> **SHORT TASK**: Everything in the listing should be restated word for word.

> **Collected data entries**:
-------

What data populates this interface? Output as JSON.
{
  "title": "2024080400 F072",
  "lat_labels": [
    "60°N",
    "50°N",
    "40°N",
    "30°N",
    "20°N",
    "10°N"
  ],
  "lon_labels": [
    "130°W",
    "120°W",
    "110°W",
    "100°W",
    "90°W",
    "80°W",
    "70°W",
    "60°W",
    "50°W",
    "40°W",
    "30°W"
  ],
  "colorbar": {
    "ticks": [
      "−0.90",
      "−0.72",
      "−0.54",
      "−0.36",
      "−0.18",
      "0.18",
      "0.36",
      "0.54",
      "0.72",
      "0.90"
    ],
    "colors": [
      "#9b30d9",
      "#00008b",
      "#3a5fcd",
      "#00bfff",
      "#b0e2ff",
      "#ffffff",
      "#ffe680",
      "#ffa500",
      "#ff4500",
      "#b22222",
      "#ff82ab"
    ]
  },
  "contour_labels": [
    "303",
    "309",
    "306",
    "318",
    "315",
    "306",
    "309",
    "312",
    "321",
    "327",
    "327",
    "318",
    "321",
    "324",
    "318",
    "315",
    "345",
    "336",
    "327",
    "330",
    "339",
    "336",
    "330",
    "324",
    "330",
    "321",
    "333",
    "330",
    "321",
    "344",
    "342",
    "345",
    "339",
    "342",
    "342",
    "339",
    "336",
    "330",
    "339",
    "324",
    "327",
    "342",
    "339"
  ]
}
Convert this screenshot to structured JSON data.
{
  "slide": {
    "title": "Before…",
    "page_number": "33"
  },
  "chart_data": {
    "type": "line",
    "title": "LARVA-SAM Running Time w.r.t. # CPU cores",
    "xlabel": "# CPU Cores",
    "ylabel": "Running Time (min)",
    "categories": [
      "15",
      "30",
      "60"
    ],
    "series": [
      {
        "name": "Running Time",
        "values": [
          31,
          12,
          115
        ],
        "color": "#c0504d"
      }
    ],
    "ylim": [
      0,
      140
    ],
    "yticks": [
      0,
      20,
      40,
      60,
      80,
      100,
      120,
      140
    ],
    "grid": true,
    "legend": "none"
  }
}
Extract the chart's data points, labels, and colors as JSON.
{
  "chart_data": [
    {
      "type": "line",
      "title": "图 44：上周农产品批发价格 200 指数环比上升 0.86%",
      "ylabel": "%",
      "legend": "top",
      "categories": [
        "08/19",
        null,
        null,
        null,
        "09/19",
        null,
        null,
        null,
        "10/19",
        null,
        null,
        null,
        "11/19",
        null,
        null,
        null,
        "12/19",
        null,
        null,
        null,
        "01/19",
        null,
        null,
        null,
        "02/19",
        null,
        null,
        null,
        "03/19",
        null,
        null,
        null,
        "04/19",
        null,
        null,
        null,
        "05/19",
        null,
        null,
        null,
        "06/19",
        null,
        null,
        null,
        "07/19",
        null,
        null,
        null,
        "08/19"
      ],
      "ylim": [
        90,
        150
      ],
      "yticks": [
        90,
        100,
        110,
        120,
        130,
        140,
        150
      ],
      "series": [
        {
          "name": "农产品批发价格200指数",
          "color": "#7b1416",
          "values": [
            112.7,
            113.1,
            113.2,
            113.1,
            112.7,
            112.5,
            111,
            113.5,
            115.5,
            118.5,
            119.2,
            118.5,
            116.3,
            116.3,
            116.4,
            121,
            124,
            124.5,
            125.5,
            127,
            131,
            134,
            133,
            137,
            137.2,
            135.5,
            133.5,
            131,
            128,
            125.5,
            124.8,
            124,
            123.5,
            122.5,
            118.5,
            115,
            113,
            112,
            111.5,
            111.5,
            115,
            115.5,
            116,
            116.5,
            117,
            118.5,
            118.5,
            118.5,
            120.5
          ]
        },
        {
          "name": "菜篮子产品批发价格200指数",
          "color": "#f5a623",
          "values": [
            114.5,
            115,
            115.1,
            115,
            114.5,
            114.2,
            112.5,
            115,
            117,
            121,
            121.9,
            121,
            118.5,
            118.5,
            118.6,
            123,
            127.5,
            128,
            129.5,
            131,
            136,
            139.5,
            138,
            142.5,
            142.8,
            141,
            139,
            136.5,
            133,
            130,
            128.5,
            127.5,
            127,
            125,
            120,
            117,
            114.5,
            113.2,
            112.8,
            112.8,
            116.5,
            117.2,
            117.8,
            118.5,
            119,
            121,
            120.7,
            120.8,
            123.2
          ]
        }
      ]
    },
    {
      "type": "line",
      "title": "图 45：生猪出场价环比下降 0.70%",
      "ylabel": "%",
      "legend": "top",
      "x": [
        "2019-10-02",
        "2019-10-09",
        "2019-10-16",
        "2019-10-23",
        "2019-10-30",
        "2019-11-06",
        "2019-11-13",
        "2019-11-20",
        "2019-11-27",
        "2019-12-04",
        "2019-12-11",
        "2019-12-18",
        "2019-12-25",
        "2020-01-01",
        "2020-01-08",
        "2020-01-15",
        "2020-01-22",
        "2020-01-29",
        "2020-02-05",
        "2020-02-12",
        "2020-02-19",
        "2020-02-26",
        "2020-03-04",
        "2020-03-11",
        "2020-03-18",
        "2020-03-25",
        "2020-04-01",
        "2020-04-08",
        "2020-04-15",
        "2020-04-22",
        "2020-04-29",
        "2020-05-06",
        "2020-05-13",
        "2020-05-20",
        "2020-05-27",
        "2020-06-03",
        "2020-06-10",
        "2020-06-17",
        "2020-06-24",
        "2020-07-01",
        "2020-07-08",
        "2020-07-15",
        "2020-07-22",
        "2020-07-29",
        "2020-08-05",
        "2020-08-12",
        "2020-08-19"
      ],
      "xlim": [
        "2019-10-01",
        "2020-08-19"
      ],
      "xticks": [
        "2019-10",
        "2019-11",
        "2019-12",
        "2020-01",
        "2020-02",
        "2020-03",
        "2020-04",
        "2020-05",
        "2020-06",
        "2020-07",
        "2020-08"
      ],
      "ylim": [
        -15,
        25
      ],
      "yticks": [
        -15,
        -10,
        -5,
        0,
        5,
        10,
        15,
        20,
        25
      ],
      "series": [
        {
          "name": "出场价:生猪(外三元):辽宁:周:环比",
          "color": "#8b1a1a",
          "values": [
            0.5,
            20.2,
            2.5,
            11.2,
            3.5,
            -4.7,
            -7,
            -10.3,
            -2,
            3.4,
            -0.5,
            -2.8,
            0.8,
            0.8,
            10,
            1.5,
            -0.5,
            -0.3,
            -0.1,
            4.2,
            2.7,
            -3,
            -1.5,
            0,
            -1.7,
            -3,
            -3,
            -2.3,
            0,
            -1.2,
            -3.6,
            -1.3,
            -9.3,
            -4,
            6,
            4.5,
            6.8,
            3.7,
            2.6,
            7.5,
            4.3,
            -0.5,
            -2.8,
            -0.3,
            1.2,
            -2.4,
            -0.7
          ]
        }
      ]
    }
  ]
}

-------

> **THE ANSWER**:
What data populates this interface? Output as JSON.
{
  "title": "2024080400 F072",
  "lat_labels": [
    "60°N",
    "50°N",
    "40°N",
    "30°N",
    "20°N",
    "10°N"
  ],
  "lon_labels": [
    "130°W",
    "120°W",
    "110°W",
    "100°W",
    "90°W",
    "80°W",
    "70°W",
    "60°W",
    "50°W",
    "40°W",
    "30°W"
  ],
  "colorbar": {
    "ticks": [
      "−0.90",
      "−0.72",
      "−0.54",
      "−0.36",
      "−0.18",
      "0.18",
      "0.36",
      "0.54",
      "0.72",
      "0.90"
    ],
    "colors": [
      "#9b30d9",
      "#00008b",
      "#3a5fcd",
      "#00bfff",
      "#b0e2ff",
      "#ffffff",
      "#ffe680",
      "#ffa500",
      "#ff4500",
      "#b22222",
      "#ff82ab"
    ]
  },
  "contour_labels": [
    "303",
    "309",
    "306",
    "318",
    "315",
    "306",
    "309",
    "312",
    "321",
    "327",
    "327",
    "318",
    "321",
    "324",
    "318",
    "315",
    "345",
    "336",
    "327",
    "330",
    "339",
    "336",
    "330",
    "324",
    "330",
    "321",
    "333",
    "330",
    "321",
    "344",
    "342",
    "345",
    "339",
    "342",
    "342",
    "339",
    "336",
    "330",
    "339",
    "324",
    "327",
    "342",
    "339"
  ]
}
Convert this screenshot to structured JSON data.
{
  "slide": {
    "title": "Before…",
    "page_number": "33"
  },
  "chart_data": {
    "type": "line",
    "title": "LARVA-SAM Running Time w.r.t. # CPU cores",
    "xlabel": "# CPU Cores",
    "ylabel": "Running Time (min)",
    "categories": [
      "15",
      "30",
      "60"
    ],
    "series": [
      {
        "name": "Running Time",
        "values": [
          31,
          12,
          115
        ],
        "color": "#c0504d"
      }
    ],
    "ylim": [
      0,
      140
    ],
    "yticks": [
      0,
      20,
      40,
      60,
      80,
      100,
      120,
      140
    ],
    "grid": true,
    "legend": "none"
  }
}
Extract the chart's data points, labels, and colors as JSON.
{
  "chart_data": [
    {
      "type": "line",
      "title": "图 44：上周农产品批发价格 200 指数环比上升 0.86%",
      "ylabel": "%",
      "legend": "top",
      "categories": [
        "08/19",
        null,
        null,
        null,
        "09/19",
        null,
        null,
        null,
        "10/19",
        null,
        null,
        null,
        "11/19",
        null,
        null,
        null,
        "12/19",
        null,
        null,
        null,
        "01/19",
        null,
        null,
        null,
        "02/19",
        null,
        null,
        null,
        "03/19",
        null,
        null,
        null,
        "04/19",
        null,
        null,
        null,
        "05/19",
        null,
        null,
        null,
        "06/19",
        null,
        null,
        null,
        "07/19",
        null,
        null,
        null,
        "08/19"
      ],
      "ylim": [
        90,
        150
      ],
      "yticks": [
        90,
        100,
        110,
        120,
        130,
        140,
        150
      ],
      "series": [
        {
          "name": "农产品批发价格200指数",
          "color": "#7b1416",
          "values": [
            112.7,
            113.1,
            113.2,
            113.1,
            112.7,
            112.5,
            111,
            113.5,
            115.5,
            118.5,
            119.2,
            118.5,
            116.3,
            116.3,
            116.4,
            121,
            124,
            124.5,
            125.5,
            127,
            131,
            134,
            133,
            137,
            137.2,
            135.5,
            133.5,
            131,
            128,
            125.5,
            124.8,
            124,
            123.5,
            122.5,
            118.5,
            115,
            113,
            112,
            111.5,
            111.5,
            115,
            115.5,
            116,
            116.5,
            117,
            118.5,
            118.5,
            118.5,
            120.5
          ]
        },
        {
          "name": "菜篮子产品批发价格200指数",
          "color": "#f5a623",
          "values": [
            114.5,
            115,
            115.1,
            115,
            114.5,
            114.2,
            112.5,
            115,
            117,
            121,
            121.9,
            121,
            118.5,
            118.5,
            118.6,
            123,
            127.5,
            128,
            129.5,
            131,
            136,
            139.5,
            138,
            142.5,
            142.8,
            141,
            139,
            136.5,
            133,
            130,
            128.5,
            127.5,
            127,
            125,
            120,
            117,
            114.5,
            113.2,
            112.8,
            112.8,
            116.5,
            117.2,
            117.8,
            118.5,
            119,
            121,
            120.7,
            120.8,
            123.2
          ]
        }
      ]
    },
    {
      "type": "line",
      "title": "图 45：生猪出场价环比下降 0.70%",
      "ylabel": "%",
      "legend": "top",
      "x": [
        "2019-10-02",
        "2019-10-09",
        "2019-10-16",
        "2019-10-23",
        "2019-10-30",
        "2019-11-06",
        "2019-11-13",
        "2019-11-20",
        "2019-11-27",
        "2019-12-04",
        "2019-12-11",
        "2019-12-18",
        "2019-12-25",
        "2020-01-01",
        "2020-01-08",
        "2020-01-15",
        "2020-01-22",
        "2020-01-29",
        "2020-02-05",
        "2020-02-12",
        "2020-02-19",
        "2020-02-26",
        "2020-03-04",
        "2020-03-11",
        "2020-03-18",
        "2020-03-25",
        "2020-04-01",
        "2020-04-08",
        "2020-04-15",
        "2020-04-22",
        "2020-04-29",
        "2020-05-06",
        "2020-05-13",
        "2020-05-20",
        "2020-05-27",
        "2020-06-03",
        "2020-06-10",
        "2020-06-17",
        "2020-06-24",
        "2020-07-01",
        "2020-07-08",
        "2020-07-15",
        "2020-07-22",
        "2020-07-29",
        "2020-08-05",
        "2020-08-12",
        "2020-08-19"
      ],
      "xlim": [
        "2019-10-01",
        "2020-08-19"
      ],
      "xticks": [
        "2019-10",
        "2019-11",
        "2019-12",
        "2020-01",
        "2020-02",
        "2020-03",
        "2020-04",
        "2020-05",
        "2020-06",
        "2020-07",
        "2020-08"
      ],
      "ylim": [
        -15,
        25
      ],
      "yticks": [
        -15,
        -10,
        -5,
        0,
        5,
        10,
        15,
        20,
        25
      ],
      "series": [
        {
          "name": "出场价:生猪(外三元):辽宁:周:环比",
          "color": "#8b1a1a",
          "values": [
            0.5,
            20.2,
            2.5,
            11.2,
            3.5,
            -4.7,
            -7,
            -10.3,
            -2,
            3.4,
            -0.5,
            -2.8,
            0.8,
            0.8,
            10,
            1.5,
            -0.5,
            -0.3,
            -0.1,
            4.2,
            2.7,
            -3,
            -1.5,
            0,
            -1.7,
            -3,
            -3,
            -2.3,
            0,
            -1.2,
            -3.6,
            -1.3,
            -9.3,
            -4,
            6,
            4.5,
            6.8,
            3.7,
            2.6,
            7.5,
            4.3,
            -0.5,
            -2.8,
            -0.3,
            1.2,
            -2.4,
            -0.7
          ]
        }
      ]
    }
  ]
}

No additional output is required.